### WORK TO BE COMPLETED
Copy only this range: the line with "Enumerate this screenshot's" through the final line of the material, inclusive at both ends.

### DATA TO PROCESS

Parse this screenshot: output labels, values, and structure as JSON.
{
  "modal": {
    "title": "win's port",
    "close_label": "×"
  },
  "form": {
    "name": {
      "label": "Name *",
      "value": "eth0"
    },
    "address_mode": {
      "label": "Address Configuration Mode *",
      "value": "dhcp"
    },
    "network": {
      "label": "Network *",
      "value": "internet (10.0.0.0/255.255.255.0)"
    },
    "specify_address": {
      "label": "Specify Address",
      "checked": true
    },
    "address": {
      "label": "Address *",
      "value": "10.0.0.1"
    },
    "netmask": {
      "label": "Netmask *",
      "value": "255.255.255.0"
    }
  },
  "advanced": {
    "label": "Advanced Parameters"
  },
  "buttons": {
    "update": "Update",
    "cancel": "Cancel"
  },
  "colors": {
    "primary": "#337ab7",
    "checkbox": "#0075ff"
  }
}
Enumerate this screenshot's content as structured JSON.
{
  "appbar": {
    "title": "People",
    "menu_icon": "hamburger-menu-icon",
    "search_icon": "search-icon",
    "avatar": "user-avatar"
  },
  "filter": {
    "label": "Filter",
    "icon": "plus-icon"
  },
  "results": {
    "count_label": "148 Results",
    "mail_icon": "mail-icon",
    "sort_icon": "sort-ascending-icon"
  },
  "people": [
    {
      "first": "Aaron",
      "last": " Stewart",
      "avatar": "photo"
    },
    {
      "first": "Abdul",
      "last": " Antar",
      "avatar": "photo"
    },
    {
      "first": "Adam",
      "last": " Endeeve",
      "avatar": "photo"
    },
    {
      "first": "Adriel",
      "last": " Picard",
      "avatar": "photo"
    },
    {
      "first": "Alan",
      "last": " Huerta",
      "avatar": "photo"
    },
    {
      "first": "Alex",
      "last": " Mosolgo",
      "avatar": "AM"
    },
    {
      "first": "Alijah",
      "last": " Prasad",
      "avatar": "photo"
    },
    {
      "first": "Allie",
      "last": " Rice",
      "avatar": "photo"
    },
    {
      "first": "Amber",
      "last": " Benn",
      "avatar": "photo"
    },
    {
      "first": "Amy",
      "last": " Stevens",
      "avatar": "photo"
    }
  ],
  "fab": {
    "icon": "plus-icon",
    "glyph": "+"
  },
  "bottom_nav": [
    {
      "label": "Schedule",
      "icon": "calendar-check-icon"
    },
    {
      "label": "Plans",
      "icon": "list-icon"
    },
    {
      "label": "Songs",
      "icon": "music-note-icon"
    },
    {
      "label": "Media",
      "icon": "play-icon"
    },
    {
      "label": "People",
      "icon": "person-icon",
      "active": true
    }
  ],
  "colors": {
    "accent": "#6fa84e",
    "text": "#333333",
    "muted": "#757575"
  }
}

### RESULT
Enumerate this screenshot's content as structured JSON.
{
  "appbar": {
    "title": "People",
    "menu_icon": "hamburger-menu-icon",
    "search_icon": "search-icon",
    "avatar": "user-avatar"
  },
  "filter": {
    "label": "Filter",
    "icon": "plus-icon"
  },
  "results": {
    "count_label": "148 Results",
    "mail_icon": "mail-icon",
    "sort_icon": "sort-ascending-icon"
  },
  "people": [
    {
      "first": "Aaron",
      "last": " Stewart",
      "avatar": "photo"
    },
    {
      "first": "Abdul",
      "last": " Antar",
      "avatar": "photo"
    },
    {
      "first": "Adam",
      "last": " Endeeve",
      "avatar": "photo"
    },
    {
      "first": "Adriel",
      "last": " Picard",
      "avatar": "photo"
    },
    {
      "first": "Alan",
      "last": " Huerta",
      "avatar": "photo"
    },
    {
      "first": "Alex",
      "last": " Mosolgo",
      "avatar": "AM"
    },
    {
      "first": "Alijah",
      "last": " Prasad",
      "avatar": "photo"
    },
    {
      "first": "Allie",
      "last": " Rice",
      "avatar": "photo"
    },
    {
      "first": "Amber",
      "last": " Benn",
      "avatar": "photo"
    },
    {
      "first": "Amy",
      "last": " Stevens",
      "avatar": "photo"
    }
  ],
  "fab": {
    "icon": "plus-icon",
    "glyph": "+"
  },
  "bottom_nav": [
    {
      "label": "Schedule",
      "icon": "calendar-check-icon"
    },
    {
      "label": "Plans",
      "icon": "list-icon"
    },
    {
      "label": "Songs",
      "icon": "music-note-icon"
    },
    {
      "label": "Media",
      "icon": "play-icon"
    },
    {
      "label": "People",
      "icon": "person-icon",
      "active": true
    }
  ],
  "colors": {
    "accent": "#6fa84e",
    "text": "#333333",
    "muted": "#757575"
  }
}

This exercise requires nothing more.